> **WRITTEN INSTRUCTION**
Return each line of the records with nothing changed, pictures excepted.

> **Stored items**
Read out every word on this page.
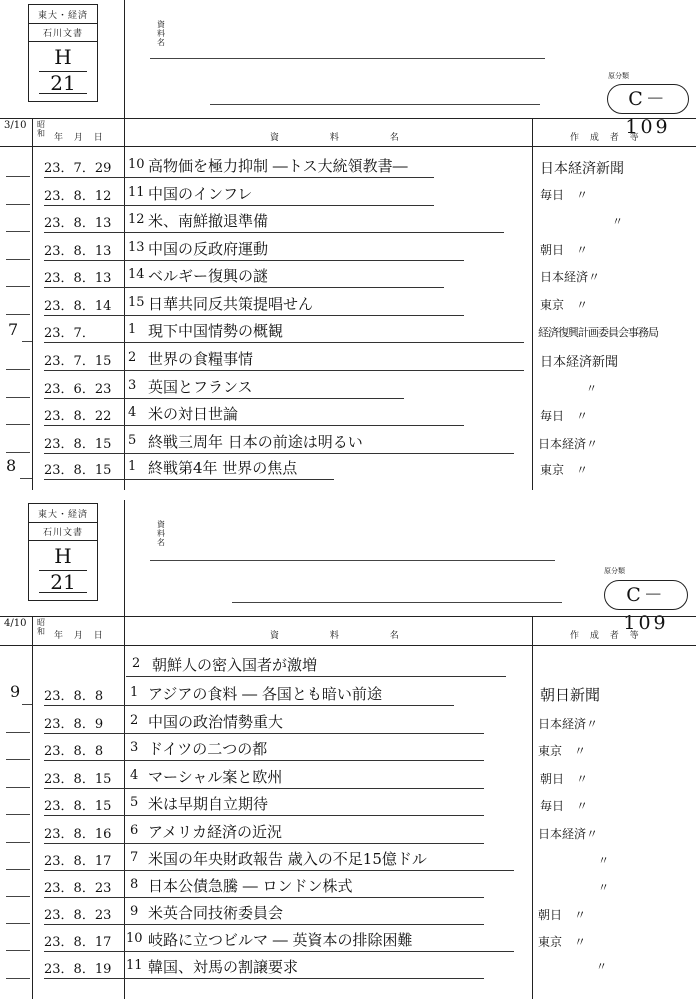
東大・経済
石川文書
H
21
資
料
名
原分類
C－109
3/10 昭
和 年 月 日	資 料 名	作 成 者 等
23．7．29 10 高物価を極力抑制 ―トス大統領教書―	日本経済新聞
23．8．12 11 中国のインフレ	毎日　〃
23．8．13 12 米、南鮮撤退準備	〃
23．8．13 13 中国の反政府運動	朝日　〃
23．8．13 14 ベルギー復興の謎	日本経済〃
23．8．14 15 日華共同反共策提唱せん	東京　〃
7 23．7．	1 現下中国情勢の概観	経済復興計画委員会事務局
23．7．15 2 世界の食糧事情	日本経済新聞
23．6．23 3 英国とフランス	〃
23．8．22 4 米の対日世論	毎日　〃
23．8．15 5 終戦三周年 日本の前途は明るい	日本経済〃
8 23．8．15 1 終戦第4年 世界の焦点	東京　〃
東大・経済
石川文書
H
21
資
料
名
原分類
C－109
4/10 昭
和 年 月 日	資 料 名	作 成 者 等
2 朝鮮人の密入国者が激増
9 23．8．8 1 アジアの食料 ― 各国とも暗い前途	朝日新聞
23．8．9 2 中国の政治情勢重大	日本経済〃
23．8．8 3 ドイツの二つの都	東京　〃
23．8．15 4 マーシャル案と欧州	朝日　〃
23．8．15 5 米は早期自立期待	毎日　〃
23．8．16 6 アメリカ経済の近況	日本経済〃
23．8．17 7 米国の年央財政報告 歳入の不足15億ドル	〃
23．8．23 8 日本公債急騰 ― ロンドン株式	〃
23．8．23 9 米英合同技術委員会	朝日　〃
23．8．17 10 岐路に立つビルマ ― 英資本の排除困難	東京　〃
23．8．19 11 韓国、対馬の割譲要求	〃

> **TASK OUTPUT**
Read out every word on this page.
東大・経済
石川文書
H
21
資
料
名
原分類
C－109
3/10 昭
和 年 月 日	資 料 名	作 成 者 等
23．7．29 10 高物価を極力抑制 ―トス大統領教書―	日本経済新聞
23．8．12 11 中国のインフレ	毎日　〃
23．8．13 12 米、南鮮撤退準備	〃
23．8．13 13 中国の反政府運動	朝日　〃
23．8．13 14 ベルギー復興の謎	日本経済〃
23．8．14 15 日華共同反共策提唱せん	東京　〃
7 23．7．	1 現下中国情勢の概観	経済復興計画委員会事務局
23．7．15 2 世界の食糧事情	日本経済新聞
23．6．23 3 英国とフランス	〃
23．8．22 4 米の対日世論	毎日　〃
23．8．15 5 終戦三周年 日本の前途は明るい	日本経済〃
8 23．8．15 1 終戦第4年 世界の焦点	東京　〃
東大・経済
石川文書
H
21
資
料
名
原分類
C－109
4/10 昭
和 年 月 日	資 料 名	作 成 者 等
2 朝鮮人の密入国者が激増
9 23．8．8 1 アジアの食料 ― 各国とも暗い前途	朝日新聞
23．8．9 2 中国の政治情勢重大	日本経済〃
23．8．8 3 ドイツの二つの都	東京　〃
23．8．15 4 マーシャル案と欧州	朝日　〃
23．8．15 5 米は早期自立期待	毎日　〃
23．8．16 6 アメリカ経済の近況	日本経済〃
23．8．17 7 米国の年央財政報告 歳入の不足15億ドル	〃
23．8．23 8 日本公債急騰 ― ロンドン株式	〃
23．8．23 9 米英合同技術委員会	朝日　〃
23．8．17 10 岐路に立つビルマ ― 英資本の排除困難	東京　〃
23．8．19 11 韓国、対馬の割譲要求	〃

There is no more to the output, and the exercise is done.